» **Task to complete**:
Pick out and copy every line below that has the word "right".

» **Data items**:
--------------------------------------------------
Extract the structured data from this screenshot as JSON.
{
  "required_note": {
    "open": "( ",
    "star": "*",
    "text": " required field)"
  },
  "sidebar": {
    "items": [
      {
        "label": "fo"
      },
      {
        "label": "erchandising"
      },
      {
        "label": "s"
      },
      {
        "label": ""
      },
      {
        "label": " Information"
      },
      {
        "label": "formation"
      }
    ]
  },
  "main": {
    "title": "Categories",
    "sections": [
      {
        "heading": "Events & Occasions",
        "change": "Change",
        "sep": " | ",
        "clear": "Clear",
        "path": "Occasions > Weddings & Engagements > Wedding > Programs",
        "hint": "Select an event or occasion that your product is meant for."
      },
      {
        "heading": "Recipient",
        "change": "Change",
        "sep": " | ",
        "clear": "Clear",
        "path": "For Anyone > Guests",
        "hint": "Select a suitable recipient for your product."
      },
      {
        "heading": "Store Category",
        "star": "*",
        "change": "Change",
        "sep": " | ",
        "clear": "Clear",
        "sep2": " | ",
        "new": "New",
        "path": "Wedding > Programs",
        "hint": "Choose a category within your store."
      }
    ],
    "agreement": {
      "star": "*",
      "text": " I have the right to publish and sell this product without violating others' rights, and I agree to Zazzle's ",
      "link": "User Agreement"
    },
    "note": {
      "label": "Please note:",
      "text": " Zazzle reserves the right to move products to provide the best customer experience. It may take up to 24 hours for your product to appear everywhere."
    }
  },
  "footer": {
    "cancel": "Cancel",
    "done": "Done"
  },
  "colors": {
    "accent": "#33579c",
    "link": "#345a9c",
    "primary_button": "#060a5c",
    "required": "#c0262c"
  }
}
--------------------------------------------------
» **Exercise result**:
      "text": " I have the right to publish and sell this product without violating others' rights, and I agree to Zazzle's ",
      "text": " Zazzle reserves the right to move products to provide the best customer experience. It may take up to 24 hours for your product to appear everywhere."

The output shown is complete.